YOUR TASK
Rewrite the records below with every "section-divider" changed to "horizontal-rule", keeping everything else the same.

Dataset records:

----------------------------------------

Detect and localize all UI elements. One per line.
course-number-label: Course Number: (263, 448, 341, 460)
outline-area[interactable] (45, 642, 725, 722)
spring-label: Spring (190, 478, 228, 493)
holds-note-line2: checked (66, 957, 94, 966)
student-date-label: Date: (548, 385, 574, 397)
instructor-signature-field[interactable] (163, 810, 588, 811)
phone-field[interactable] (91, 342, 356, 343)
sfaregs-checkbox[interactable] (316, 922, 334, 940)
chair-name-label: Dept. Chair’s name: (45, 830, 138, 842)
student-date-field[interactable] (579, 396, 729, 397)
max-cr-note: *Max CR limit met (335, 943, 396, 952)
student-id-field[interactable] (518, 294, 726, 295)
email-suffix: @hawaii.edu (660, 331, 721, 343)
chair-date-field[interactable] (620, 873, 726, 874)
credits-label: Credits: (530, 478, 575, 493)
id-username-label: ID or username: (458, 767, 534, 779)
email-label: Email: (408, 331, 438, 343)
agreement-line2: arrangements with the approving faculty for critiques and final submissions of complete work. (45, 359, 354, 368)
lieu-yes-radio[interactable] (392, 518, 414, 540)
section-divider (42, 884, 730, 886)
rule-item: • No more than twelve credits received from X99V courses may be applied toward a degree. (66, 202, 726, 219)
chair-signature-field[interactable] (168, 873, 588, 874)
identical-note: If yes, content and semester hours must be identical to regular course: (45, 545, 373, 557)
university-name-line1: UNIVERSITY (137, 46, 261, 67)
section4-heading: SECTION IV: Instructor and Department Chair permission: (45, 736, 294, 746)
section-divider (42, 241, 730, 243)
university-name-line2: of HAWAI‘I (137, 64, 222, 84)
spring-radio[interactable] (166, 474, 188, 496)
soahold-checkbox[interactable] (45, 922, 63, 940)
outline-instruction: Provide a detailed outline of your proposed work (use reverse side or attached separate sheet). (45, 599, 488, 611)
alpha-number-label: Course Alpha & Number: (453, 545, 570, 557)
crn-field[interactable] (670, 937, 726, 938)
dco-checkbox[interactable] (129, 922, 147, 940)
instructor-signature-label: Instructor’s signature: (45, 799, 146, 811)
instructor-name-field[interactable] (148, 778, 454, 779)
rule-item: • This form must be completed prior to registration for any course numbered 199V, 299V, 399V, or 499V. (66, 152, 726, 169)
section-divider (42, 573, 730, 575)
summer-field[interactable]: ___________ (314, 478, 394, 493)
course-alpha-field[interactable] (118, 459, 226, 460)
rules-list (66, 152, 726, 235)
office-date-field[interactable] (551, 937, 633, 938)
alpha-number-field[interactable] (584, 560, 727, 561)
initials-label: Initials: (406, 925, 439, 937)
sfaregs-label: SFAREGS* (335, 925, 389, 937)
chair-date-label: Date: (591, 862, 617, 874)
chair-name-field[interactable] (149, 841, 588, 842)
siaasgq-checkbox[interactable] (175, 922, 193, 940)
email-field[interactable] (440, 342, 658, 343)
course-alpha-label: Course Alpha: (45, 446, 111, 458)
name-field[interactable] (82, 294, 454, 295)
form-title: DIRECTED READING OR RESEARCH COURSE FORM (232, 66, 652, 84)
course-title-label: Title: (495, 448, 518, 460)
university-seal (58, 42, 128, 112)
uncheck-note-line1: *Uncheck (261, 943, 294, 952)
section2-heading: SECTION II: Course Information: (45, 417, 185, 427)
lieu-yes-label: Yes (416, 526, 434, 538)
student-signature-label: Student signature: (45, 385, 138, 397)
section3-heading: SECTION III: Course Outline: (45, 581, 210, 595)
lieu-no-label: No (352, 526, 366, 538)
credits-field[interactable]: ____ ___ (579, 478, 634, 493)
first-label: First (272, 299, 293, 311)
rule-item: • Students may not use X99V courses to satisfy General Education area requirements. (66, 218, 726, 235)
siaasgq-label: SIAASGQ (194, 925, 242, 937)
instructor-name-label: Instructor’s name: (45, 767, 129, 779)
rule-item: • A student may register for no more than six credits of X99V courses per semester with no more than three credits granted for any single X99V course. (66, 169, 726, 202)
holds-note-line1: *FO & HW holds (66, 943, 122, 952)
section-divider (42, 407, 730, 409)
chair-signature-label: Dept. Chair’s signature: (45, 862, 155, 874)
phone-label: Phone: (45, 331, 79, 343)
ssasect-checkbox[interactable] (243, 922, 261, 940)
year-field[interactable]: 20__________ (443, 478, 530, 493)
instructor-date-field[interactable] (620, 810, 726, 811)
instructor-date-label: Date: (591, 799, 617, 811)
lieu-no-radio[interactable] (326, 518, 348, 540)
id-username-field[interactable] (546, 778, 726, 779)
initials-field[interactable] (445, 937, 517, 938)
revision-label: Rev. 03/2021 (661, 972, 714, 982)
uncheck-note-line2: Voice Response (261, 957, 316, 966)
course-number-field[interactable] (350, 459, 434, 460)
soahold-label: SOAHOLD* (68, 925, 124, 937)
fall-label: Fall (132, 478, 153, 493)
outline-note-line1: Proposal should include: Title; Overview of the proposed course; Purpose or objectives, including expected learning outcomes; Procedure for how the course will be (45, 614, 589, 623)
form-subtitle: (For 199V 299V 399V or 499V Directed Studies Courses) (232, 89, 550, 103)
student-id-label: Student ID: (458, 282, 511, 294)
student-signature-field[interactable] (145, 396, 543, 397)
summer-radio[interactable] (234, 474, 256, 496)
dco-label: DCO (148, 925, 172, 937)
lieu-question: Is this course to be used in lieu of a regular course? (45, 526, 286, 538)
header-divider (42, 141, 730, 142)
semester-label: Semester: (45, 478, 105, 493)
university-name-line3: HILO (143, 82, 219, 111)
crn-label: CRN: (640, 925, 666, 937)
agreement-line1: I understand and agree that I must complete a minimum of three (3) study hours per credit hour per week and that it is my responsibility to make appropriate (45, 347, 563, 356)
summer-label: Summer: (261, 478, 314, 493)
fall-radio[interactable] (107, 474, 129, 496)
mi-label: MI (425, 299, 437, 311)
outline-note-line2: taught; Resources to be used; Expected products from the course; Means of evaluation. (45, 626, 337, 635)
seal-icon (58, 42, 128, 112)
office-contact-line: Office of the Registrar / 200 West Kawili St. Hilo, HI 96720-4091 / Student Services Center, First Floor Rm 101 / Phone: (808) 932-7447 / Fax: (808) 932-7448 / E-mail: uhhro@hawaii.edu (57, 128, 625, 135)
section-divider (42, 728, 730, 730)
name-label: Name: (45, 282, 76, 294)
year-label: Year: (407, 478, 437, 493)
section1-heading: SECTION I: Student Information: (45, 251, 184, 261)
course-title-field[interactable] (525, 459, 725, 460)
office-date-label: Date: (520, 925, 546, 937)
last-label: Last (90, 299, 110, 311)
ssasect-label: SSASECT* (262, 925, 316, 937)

----------------------------------------

WRITTEN ANSWER
Detect and localize all UI elements. One per line.
course-number-label: Course Number: (263, 448, 341, 460)
outline-area[interactable] (45, 642, 725, 722)
spring-label: Spring (190, 478, 228, 493)
holds-note-line2: checked (66, 957, 94, 966)
student-date-label: Date: (548, 385, 574, 397)
instructor-signature-field[interactable] (163, 810, 588, 811)
phone-field[interactable] (91, 342, 356, 343)
sfaregs-checkbox[interactable] (316, 922, 334, 940)
chair-name-label: Dept. Chair’s name: (45, 830, 138, 842)
student-date-field[interactable] (579, 396, 729, 397)
max-cr-note: *Max CR limit met (335, 943, 396, 952)
student-id-field[interactable] (518, 294, 726, 295)
email-suffix: @hawaii.edu (660, 331, 721, 343)
chair-date-field[interactable] (620, 873, 726, 874)
credits-label: Credits: (530, 478, 575, 493)
id-username-label: ID or username: (458, 767, 534, 779)
email-label: Email: (408, 331, 438, 343)
agreement-line2: arrangements with the approving faculty for critiques and final submissions of complete work. (45, 359, 354, 368)
lieu-yes-radio[interactable] (392, 518, 414, 540)
horizontal-rule (42, 884, 730, 886)
rule-item: • No more than twelve credits received from X99V courses may be applied toward a degree. (66, 202, 726, 219)
chair-signature-field[interactable] (168, 873, 588, 874)
identical-note: If yes, content and semester hours must be identical to regular course: (45, 545, 373, 557)
university-name-line1: UNIVERSITY (137, 46, 261, 67)
section4-heading: SECTION IV: Instructor and Department Chair permission: (45, 736, 294, 746)
horizontal-rule (42, 241, 730, 243)
university-name-line2: of HAWAI‘I (137, 64, 222, 84)
spring-radio[interactable] (166, 474, 188, 496)
soahold-checkbox[interactable] (45, 922, 63, 940)
outline-instruction: Provide a detailed outline of your proposed work (use reverse side or attached separate sheet). (45, 599, 488, 611)
alpha-number-label: Course Alpha & Number: (453, 545, 570, 557)
crn-field[interactable] (670, 937, 726, 938)
dco-checkbox[interactable] (129, 922, 147, 940)
instructor-signature-label: Instructor’s signature: (45, 799, 146, 811)
instructor-name-field[interactable] (148, 778, 454, 779)
rule-item: • This form must be completed prior to registration for any course numbered 199V, 299V, 399V, or 499V. (66, 152, 726, 169)
horizontal-rule (42, 573, 730, 575)
summer-field[interactable]: ___________ (314, 478, 394, 493)
course-alpha-field[interactable] (118, 459, 226, 460)
rules-list (66, 152, 726, 235)
office-date-field[interactable] (551, 937, 633, 938)
alpha-number-field[interactable] (584, 560, 727, 561)
initials-label: Initials: (406, 925, 439, 937)
sfaregs-label: SFAREGS* (335, 925, 389, 937)
chair-date-label: Date: (591, 862, 617, 874)
chair-name-field[interactable] (149, 841, 588, 842)
siaasgq-checkbox[interactable] (175, 922, 193, 940)
email-field[interactable] (440, 342, 658, 343)
course-alpha-label: Course Alpha: (45, 446, 111, 458)
name-field[interactable] (82, 294, 454, 295)
form-title: DIRECTED READING OR RESEARCH COURSE FORM (232, 66, 652, 84)
course-title-label: Title: (495, 448, 518, 460)
university-seal (58, 42, 128, 112)
uncheck-note-line1: *Uncheck (261, 943, 294, 952)
section2-heading: SECTION II: Course Information: (45, 417, 185, 427)
lieu-yes-label: Yes (416, 526, 434, 538)
student-signature-label: Student signature: (45, 385, 138, 397)
section3-heading: SECTION III: Course Outline: (45, 581, 210, 595)
lieu-no-label: No (352, 526, 366, 538)
credits-field[interactable]: ____ ___ (579, 478, 634, 493)
first-label: First (272, 299, 293, 311)
rule-item: • Students may not use X99V courses to satisfy General Education area requirements. (66, 218, 726, 235)
siaasgq-label: SIAASGQ (194, 925, 242, 937)
instructor-name-label: Instructor’s name: (45, 767, 129, 779)
rule-item: • A student may register for no more than six credits of X99V courses per semester with no more than three credits granted for any single X99V course. (66, 169, 726, 202)
holds-note-line1: *FO & HW holds (66, 943, 122, 952)
horizontal-rule (42, 407, 730, 409)
chair-signature-label: Dept. Chair’s signature: (45, 862, 155, 874)
phone-label: Phone: (45, 331, 79, 343)
ssasect-checkbox[interactable] (243, 922, 261, 940)
year-field[interactable]: 20__________ (443, 478, 530, 493)
instructor-date-field[interactable] (620, 810, 726, 811)
instructor-date-label: Date: (591, 799, 617, 811)
lieu-no-radio[interactable] (326, 518, 348, 540)
id-username-field[interactable] (546, 778, 726, 779)
initials-field[interactable] (445, 937, 517, 938)
revision-label: Rev. 03/2021 (661, 972, 714, 982)
uncheck-note-line2: Voice Response (261, 957, 316, 966)
course-number-field[interactable] (350, 459, 434, 460)
soahold-label: SOAHOLD* (68, 925, 124, 937)
fall-label: Fall (132, 478, 153, 493)
outline-note-line1: Proposal should include: Title; Overview of the proposed course; Purpose or objectives, including expected learning outcomes; Procedure for how the course will be (45, 614, 589, 623)
form-subtitle: (For 199V 299V 399V or 499V Directed Studies Courses) (232, 89, 550, 103)
student-id-label: Student ID: (458, 282, 511, 294)
student-signature-field[interactable] (145, 396, 543, 397)
summer-radio[interactable] (234, 474, 256, 496)
dco-label: DCO (148, 925, 172, 937)
lieu-question: Is this course to be used in lieu of a regular course? (45, 526, 286, 538)
header-divider (42, 141, 730, 142)
semester-label: Semester: (45, 478, 105, 493)
university-name-line3: HILO (143, 82, 219, 111)
crn-label: CRN: (640, 925, 666, 937)
agreement-line1: I understand and agree that I must complete a minimum of three (3) study hours per credit hour per week and that it is my responsibility to make appropriate (45, 347, 563, 356)
summer-label: Summer: (261, 478, 314, 493)
fall-radio[interactable] (107, 474, 129, 496)
mi-label: MI (425, 299, 437, 311)
outline-note-line2: taught; Resources to be used; Expected products from the course; Means of evaluation. (45, 626, 337, 635)
seal-icon (58, 42, 128, 112)
office-contact-line: Office of the Registrar / 200 West Kawili St. Hilo, HI 96720-4091 / Student Services Center, First Floor Rm 101 / Phone: (808) 932-7447 / Fax: (808) 932-7448 / E-mail: uhhro@hawaii.edu (57, 128, 625, 135)
horizontal-rule (42, 728, 730, 730)
name-label: Name: (45, 282, 76, 294)
year-label: Year: (407, 478, 437, 493)
section1-heading: SECTION I: Student Information: (45, 251, 184, 261)
course-title-field[interactable] (525, 459, 725, 460)
office-date-label: Date: (520, 925, 546, 937)
last-label: Last (90, 299, 110, 311)
ssasect-label: SSASECT* (262, 925, 316, 937)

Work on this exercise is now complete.